* **Task description**
Pick out each line containing the string "this".

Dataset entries
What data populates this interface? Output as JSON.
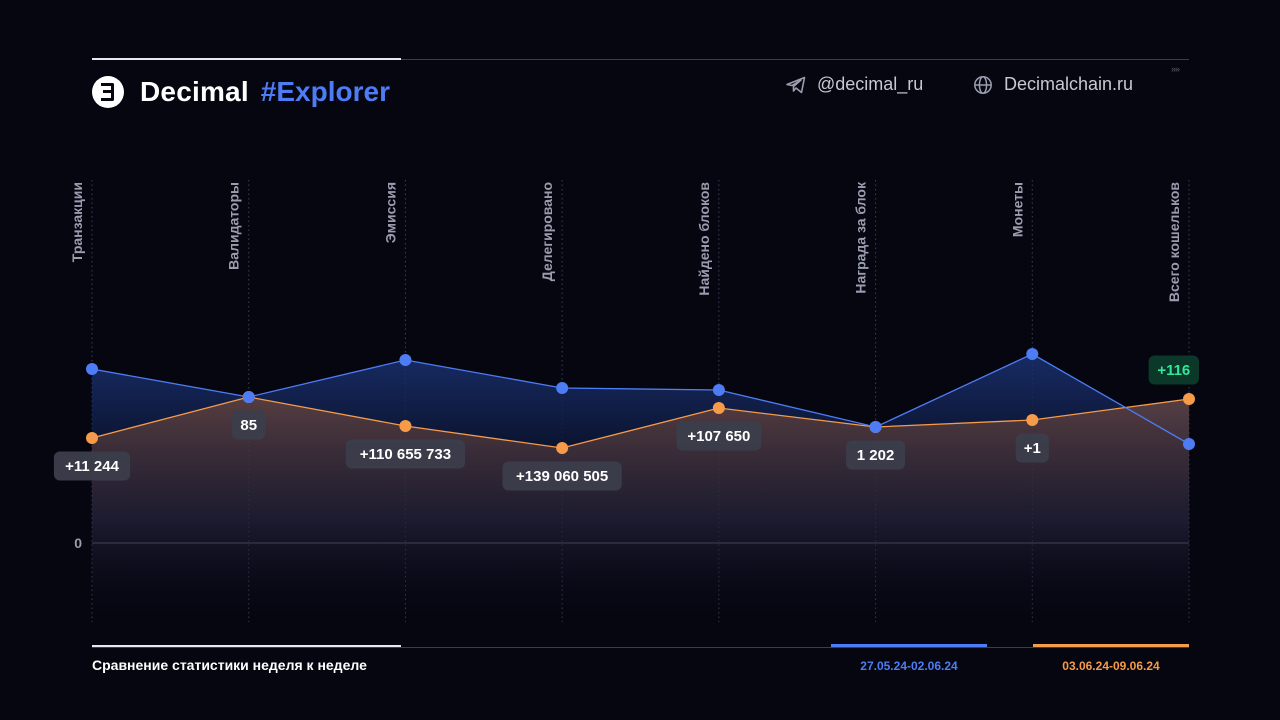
{
  "header": {
    "brand": "Decimal",
    "brand_tag": "#Explorer",
    "telegram": "@decimal_ru",
    "website": "Decimalchain.ru"
  },
  "footer": {
    "caption": "Сравнение статистики неделя к неделе"
  },
  "colors": {
    "background": "#05060f",
    "series_1": "#4d7cf5",
    "series_2": "#f59b4a",
    "positive_badge": "#2fe89a"
  },
  "chart_data": {
    "type": "line",
    "normalized": true,
    "zero_label": "0",
    "categories": [
      "Транзакции",
      "Валидаторы",
      "Эмиссия",
      "Делегировано",
      "Найдено блоков",
      "Награда за блок",
      "Монеты",
      "Всего кошельков"
    ],
    "series": [
      {
        "name": "27.05.24-02.06.24",
        "color": "#4d7cf5",
        "values": [
          174,
          146,
          183,
          155,
          153,
          116,
          189,
          99
        ]
      },
      {
        "name": "03.06.24-09.06.24",
        "color": "#f59b4a",
        "values": [
          105,
          146,
          117,
          95,
          135,
          116,
          123,
          144
        ]
      }
    ],
    "annotations": [
      "+11 244",
      "85",
      "+110 655 733",
      "+139 060 505",
      "+107 650",
      "1 202",
      "+1",
      "+116"
    ],
    "annotation_highlight": [
      false,
      false,
      false,
      false,
      false,
      false,
      false,
      true
    ]
  }
}
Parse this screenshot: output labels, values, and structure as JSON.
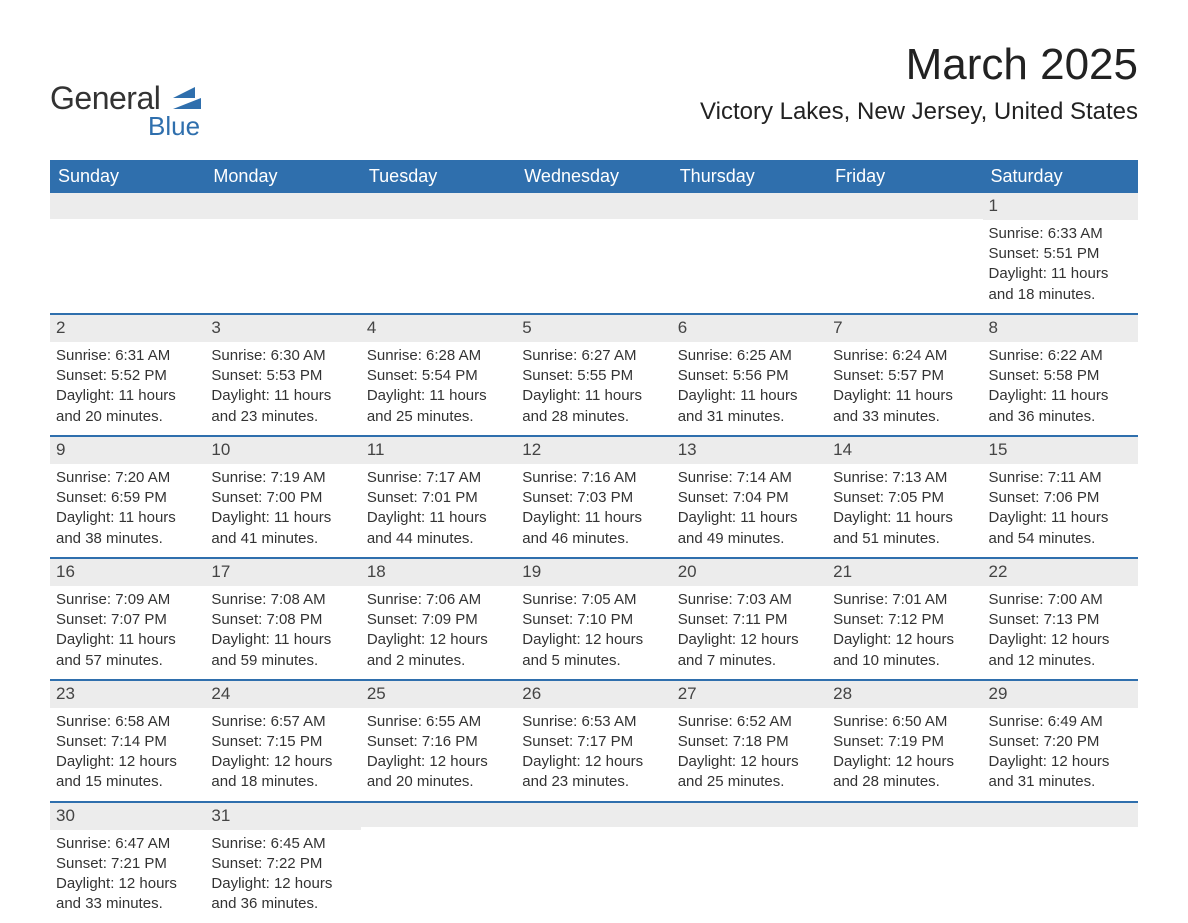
{
  "logo": {
    "line1": "General",
    "line2": "Blue",
    "flag_color": "#2f6fad"
  },
  "title": "March 2025",
  "location": "Victory Lakes, New Jersey, United States",
  "colors": {
    "header_bg": "#2f6fad",
    "header_text": "#ffffff",
    "daybar_bg": "#ececec",
    "daybar_border": "#2f6fad",
    "body_text": "#333333",
    "page_bg": "#ffffff"
  },
  "day_headers": [
    "Sunday",
    "Monday",
    "Tuesday",
    "Wednesday",
    "Thursday",
    "Friday",
    "Saturday"
  ],
  "weeks": [
    [
      null,
      null,
      null,
      null,
      null,
      null,
      {
        "day": "1",
        "sunrise": "6:33 AM",
        "sunset": "5:51 PM",
        "daylight": "11 hours and 18 minutes."
      }
    ],
    [
      {
        "day": "2",
        "sunrise": "6:31 AM",
        "sunset": "5:52 PM",
        "daylight": "11 hours and 20 minutes."
      },
      {
        "day": "3",
        "sunrise": "6:30 AM",
        "sunset": "5:53 PM",
        "daylight": "11 hours and 23 minutes."
      },
      {
        "day": "4",
        "sunrise": "6:28 AM",
        "sunset": "5:54 PM",
        "daylight": "11 hours and 25 minutes."
      },
      {
        "day": "5",
        "sunrise": "6:27 AM",
        "sunset": "5:55 PM",
        "daylight": "11 hours and 28 minutes."
      },
      {
        "day": "6",
        "sunrise": "6:25 AM",
        "sunset": "5:56 PM",
        "daylight": "11 hours and 31 minutes."
      },
      {
        "day": "7",
        "sunrise": "6:24 AM",
        "sunset": "5:57 PM",
        "daylight": "11 hours and 33 minutes."
      },
      {
        "day": "8",
        "sunrise": "6:22 AM",
        "sunset": "5:58 PM",
        "daylight": "11 hours and 36 minutes."
      }
    ],
    [
      {
        "day": "9",
        "sunrise": "7:20 AM",
        "sunset": "6:59 PM",
        "daylight": "11 hours and 38 minutes."
      },
      {
        "day": "10",
        "sunrise": "7:19 AM",
        "sunset": "7:00 PM",
        "daylight": "11 hours and 41 minutes."
      },
      {
        "day": "11",
        "sunrise": "7:17 AM",
        "sunset": "7:01 PM",
        "daylight": "11 hours and 44 minutes."
      },
      {
        "day": "12",
        "sunrise": "7:16 AM",
        "sunset": "7:03 PM",
        "daylight": "11 hours and 46 minutes."
      },
      {
        "day": "13",
        "sunrise": "7:14 AM",
        "sunset": "7:04 PM",
        "daylight": "11 hours and 49 minutes."
      },
      {
        "day": "14",
        "sunrise": "7:13 AM",
        "sunset": "7:05 PM",
        "daylight": "11 hours and 51 minutes."
      },
      {
        "day": "15",
        "sunrise": "7:11 AM",
        "sunset": "7:06 PM",
        "daylight": "11 hours and 54 minutes."
      }
    ],
    [
      {
        "day": "16",
        "sunrise": "7:09 AM",
        "sunset": "7:07 PM",
        "daylight": "11 hours and 57 minutes."
      },
      {
        "day": "17",
        "sunrise": "7:08 AM",
        "sunset": "7:08 PM",
        "daylight": "11 hours and 59 minutes."
      },
      {
        "day": "18",
        "sunrise": "7:06 AM",
        "sunset": "7:09 PM",
        "daylight": "12 hours and 2 minutes."
      },
      {
        "day": "19",
        "sunrise": "7:05 AM",
        "sunset": "7:10 PM",
        "daylight": "12 hours and 5 minutes."
      },
      {
        "day": "20",
        "sunrise": "7:03 AM",
        "sunset": "7:11 PM",
        "daylight": "12 hours and 7 minutes."
      },
      {
        "day": "21",
        "sunrise": "7:01 AM",
        "sunset": "7:12 PM",
        "daylight": "12 hours and 10 minutes."
      },
      {
        "day": "22",
        "sunrise": "7:00 AM",
        "sunset": "7:13 PM",
        "daylight": "12 hours and 12 minutes."
      }
    ],
    [
      {
        "day": "23",
        "sunrise": "6:58 AM",
        "sunset": "7:14 PM",
        "daylight": "12 hours and 15 minutes."
      },
      {
        "day": "24",
        "sunrise": "6:57 AM",
        "sunset": "7:15 PM",
        "daylight": "12 hours and 18 minutes."
      },
      {
        "day": "25",
        "sunrise": "6:55 AM",
        "sunset": "7:16 PM",
        "daylight": "12 hours and 20 minutes."
      },
      {
        "day": "26",
        "sunrise": "6:53 AM",
        "sunset": "7:17 PM",
        "daylight": "12 hours and 23 minutes."
      },
      {
        "day": "27",
        "sunrise": "6:52 AM",
        "sunset": "7:18 PM",
        "daylight": "12 hours and 25 minutes."
      },
      {
        "day": "28",
        "sunrise": "6:50 AM",
        "sunset": "7:19 PM",
        "daylight": "12 hours and 28 minutes."
      },
      {
        "day": "29",
        "sunrise": "6:49 AM",
        "sunset": "7:20 PM",
        "daylight": "12 hours and 31 minutes."
      }
    ],
    [
      {
        "day": "30",
        "sunrise": "6:47 AM",
        "sunset": "7:21 PM",
        "daylight": "12 hours and 33 minutes."
      },
      {
        "day": "31",
        "sunrise": "6:45 AM",
        "sunset": "7:22 PM",
        "daylight": "12 hours and 36 minutes."
      },
      null,
      null,
      null,
      null,
      null
    ]
  ],
  "labels": {
    "sunrise_prefix": "Sunrise: ",
    "sunset_prefix": "Sunset: ",
    "daylight_prefix": "Daylight: "
  }
}
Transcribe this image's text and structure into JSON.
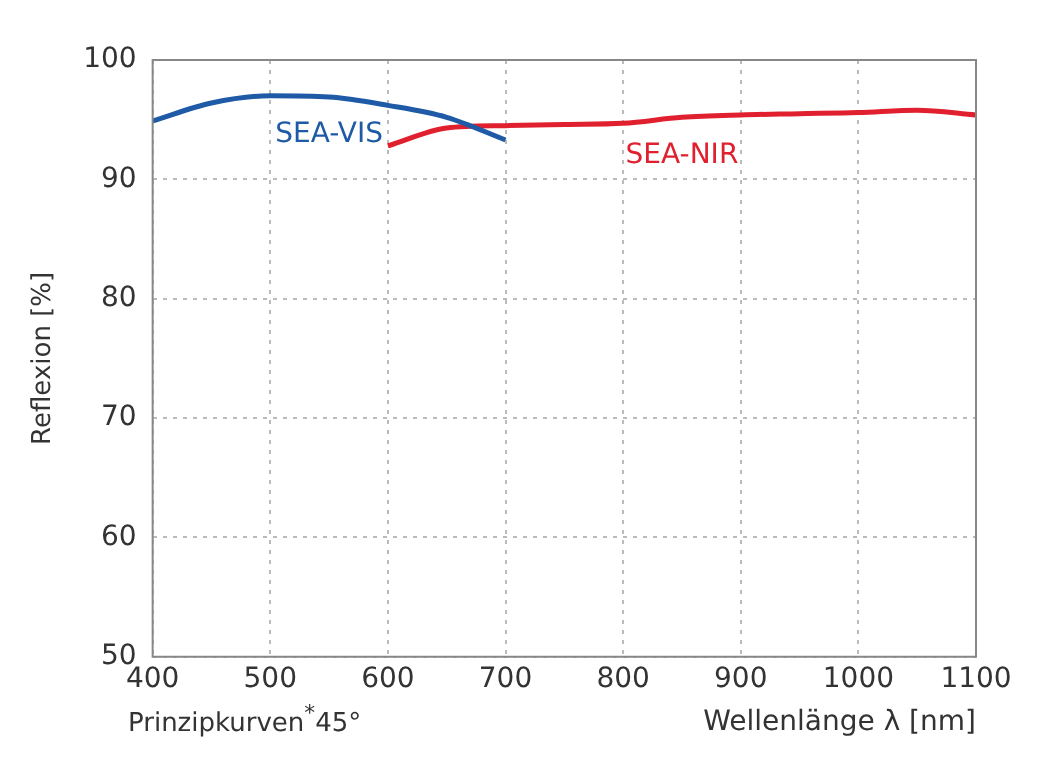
{
  "chart_data": {
    "type": "line",
    "xlabel": "Wellenlänge λ [nm]",
    "ylabel": "Reflexion [%]",
    "annotations": [
      "Prinzipkurven$^{*}$45°"
    ],
    "xlim": [
      400,
      1100
    ],
    "xticks": [
      400,
      500,
      600,
      700,
      800,
      900,
      1000,
      1100
    ],
    "ylim": [
      50,
      100
    ],
    "yticks": [
      50,
      60,
      70,
      80,
      90,
      100
    ],
    "grid": true,
    "legend": false,
    "marker": "none",
    "line_style": "solid",
    "series": [
      {
        "name": "SEA-VIS",
        "color": "#1f5aa6",
        "x": [
          400,
          450,
          500,
          550,
          600,
          650,
          700
        ],
        "values": [
          94.9,
          96.4,
          97.0,
          96.9,
          96.2,
          95.2,
          93.3
        ]
      },
      {
        "name": "SEA-NIR",
        "color": "#e0202e",
        "x": [
          600,
          650,
          700,
          750,
          800,
          850,
          900,
          950,
          1000,
          1050,
          1100
        ],
        "values": [
          92.8,
          94.3,
          94.5,
          94.6,
          94.7,
          95.2,
          95.4,
          95.5,
          95.6,
          95.8,
          95.4
        ]
      }
    ]
  }
}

* **Solved exercise**
What data populates this interface? Output as JSON.
Parse this screenshot: output labels, values, and structure as JSON.
Transcribe this image's text and structure into JSON.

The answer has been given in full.